■ REQUIRED TASK
All of the listing below must be repeated word for word. Pictures are the only thing to omit.

↓↓↓

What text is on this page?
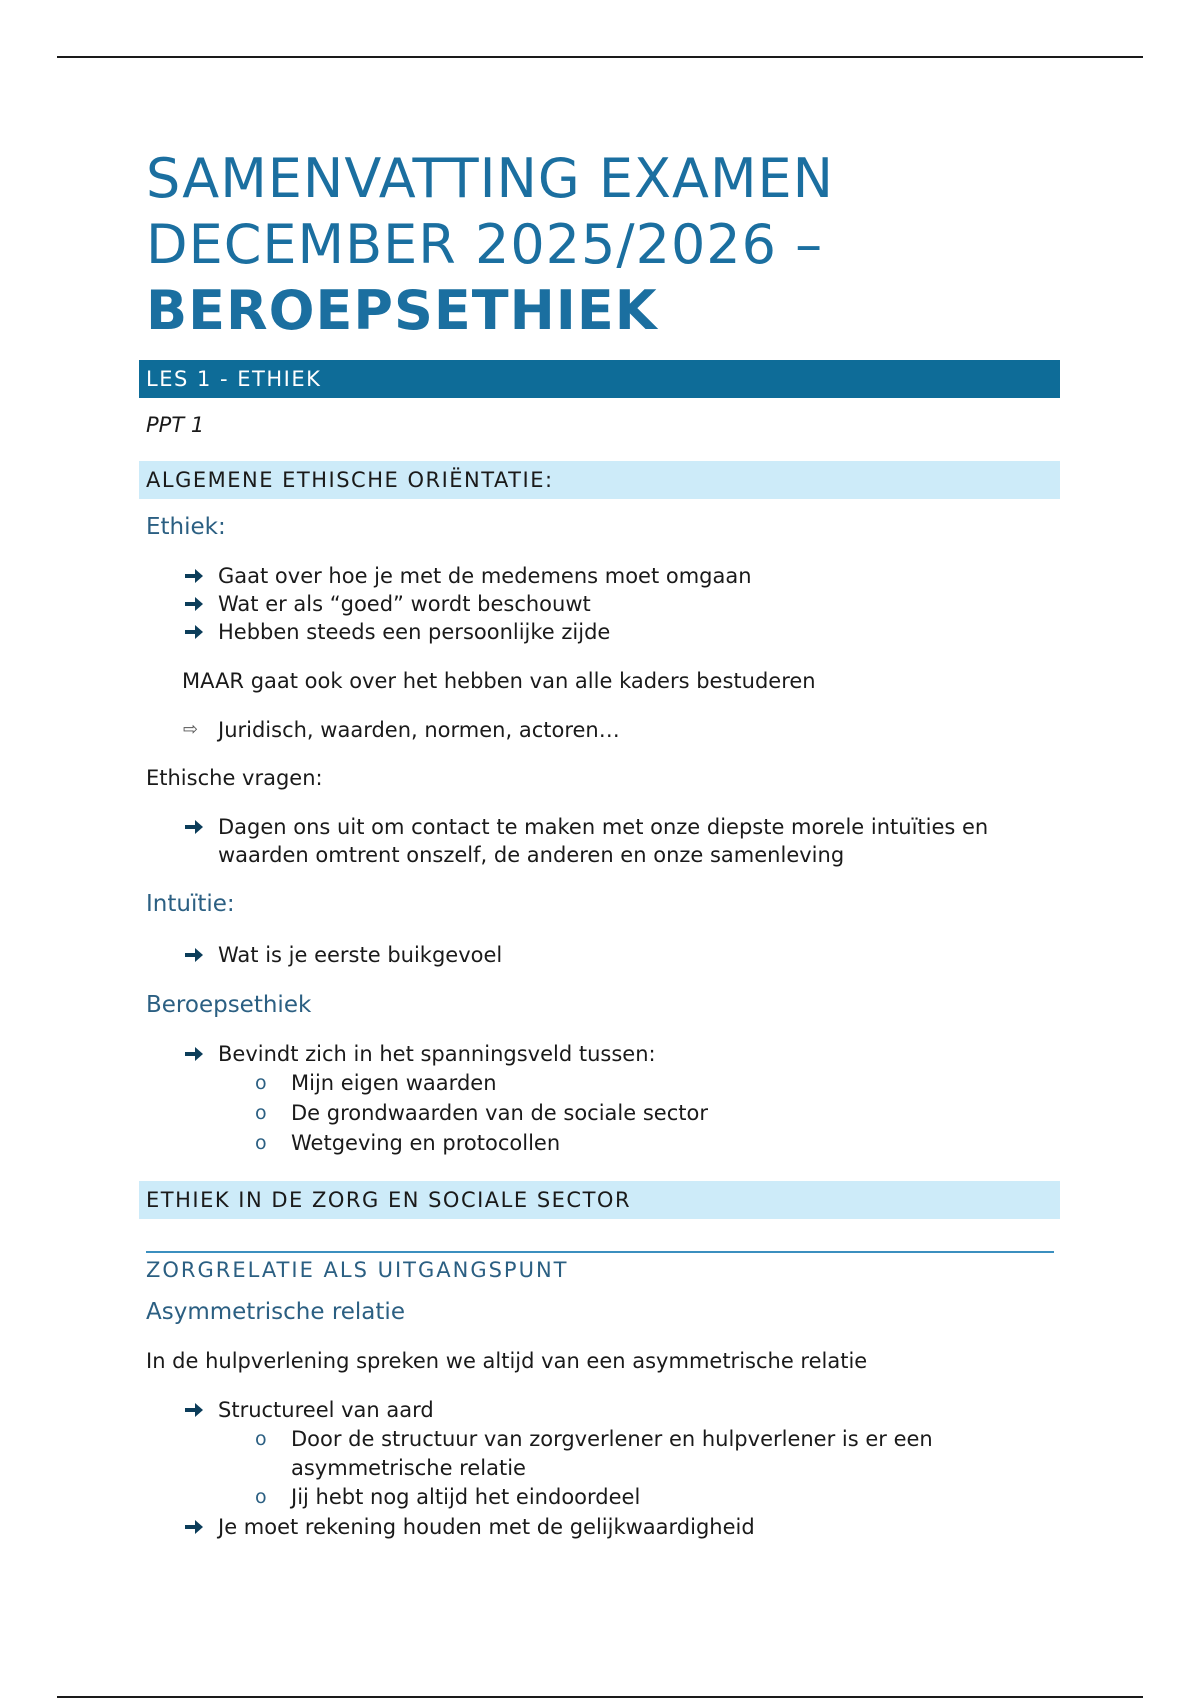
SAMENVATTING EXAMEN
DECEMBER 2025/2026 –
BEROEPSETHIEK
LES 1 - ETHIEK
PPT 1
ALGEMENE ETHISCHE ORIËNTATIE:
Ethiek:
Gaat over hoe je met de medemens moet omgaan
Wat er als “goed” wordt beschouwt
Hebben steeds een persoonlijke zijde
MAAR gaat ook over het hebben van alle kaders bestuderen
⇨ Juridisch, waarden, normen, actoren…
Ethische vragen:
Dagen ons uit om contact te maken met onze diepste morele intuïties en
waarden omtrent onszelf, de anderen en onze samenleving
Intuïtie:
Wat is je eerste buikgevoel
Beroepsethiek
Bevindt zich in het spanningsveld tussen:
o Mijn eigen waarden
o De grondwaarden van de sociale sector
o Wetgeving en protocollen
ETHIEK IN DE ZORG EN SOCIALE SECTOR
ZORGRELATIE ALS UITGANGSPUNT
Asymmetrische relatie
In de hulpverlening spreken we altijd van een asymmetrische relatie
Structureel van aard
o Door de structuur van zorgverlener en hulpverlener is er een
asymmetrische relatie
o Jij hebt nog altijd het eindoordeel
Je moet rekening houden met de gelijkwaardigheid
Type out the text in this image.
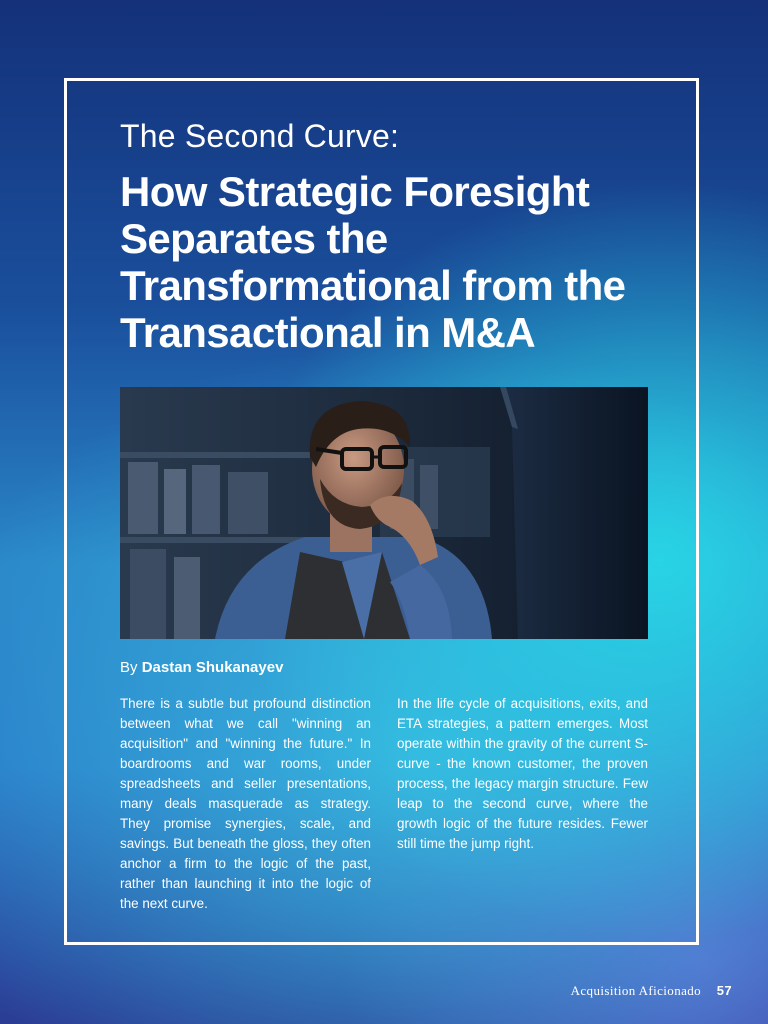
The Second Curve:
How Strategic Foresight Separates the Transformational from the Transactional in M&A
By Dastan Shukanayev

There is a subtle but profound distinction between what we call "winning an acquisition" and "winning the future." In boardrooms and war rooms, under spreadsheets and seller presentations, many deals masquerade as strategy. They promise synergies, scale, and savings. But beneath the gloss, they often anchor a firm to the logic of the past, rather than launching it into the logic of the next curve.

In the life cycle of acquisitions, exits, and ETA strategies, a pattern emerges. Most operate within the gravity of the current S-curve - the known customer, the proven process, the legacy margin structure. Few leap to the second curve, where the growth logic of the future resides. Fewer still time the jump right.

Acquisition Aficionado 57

↑↑↑

■ SOLUTION BELOW
What text is on this page?
SAMENVATTING EXAMEN
DECEMBER 2025/2026 –
BEROEPSETHIEK
LES 1 - ETHIEK
PPT 1
ALGEMENE ETHISCHE ORIËNTATIE:
Ethiek:
Gaat over hoe je met de medemens moet omgaan
Wat er als “goed” wordt beschouwt
Hebben steeds een persoonlijke zijde
MAAR gaat ook over het hebben van alle kaders bestuderen
⇨ Juridisch, waarden, normen, actoren…
Ethische vragen:
Dagen ons uit om contact te maken met onze diepste morele intuïties en
waarden omtrent onszelf, de anderen en onze samenleving
Intuïtie:
Wat is je eerste buikgevoel
Beroepsethiek
Bevindt zich in het spanningsveld tussen:
o Mijn eigen waarden
o De grondwaarden van de sociale sector
o Wetgeving en protocollen
ETHIEK IN DE ZORG EN SOCIALE SECTOR
ZORGRELATIE ALS UITGANGSPUNT
Asymmetrische relatie
In de hulpverlening spreken we altijd van een asymmetrische relatie
Structureel van aard
o Door de structuur van zorgverlener en hulpverlener is er een
asymmetrische relatie
o Jij hebt nog altijd het eindoordeel
Je moet rekening houden met de gelijkwaardigheid
Type out the text in this image.
The Second Curve:
How Strategic Foresight Separates the Transformational from the Transactional in M&A
By Dastan Shukanayev

There is a subtle but profound distinction between what we call "winning an acquisition" and "winning the future." In boardrooms and war rooms, under spreadsheets and seller presentations, many deals masquerade as strategy. They promise synergies, scale, and savings. But beneath the gloss, they often anchor a firm to the logic of the past, rather than launching it into the logic of the next curve.

In the life cycle of acquisitions, exits, and ETA strategies, a pattern emerges. Most operate within the gravity of the current S-curve - the known customer, the proven process, the legacy margin structure. Few leap to the second curve, where the growth logic of the future resides. Fewer still time the jump right.

Acquisition Aficionado 57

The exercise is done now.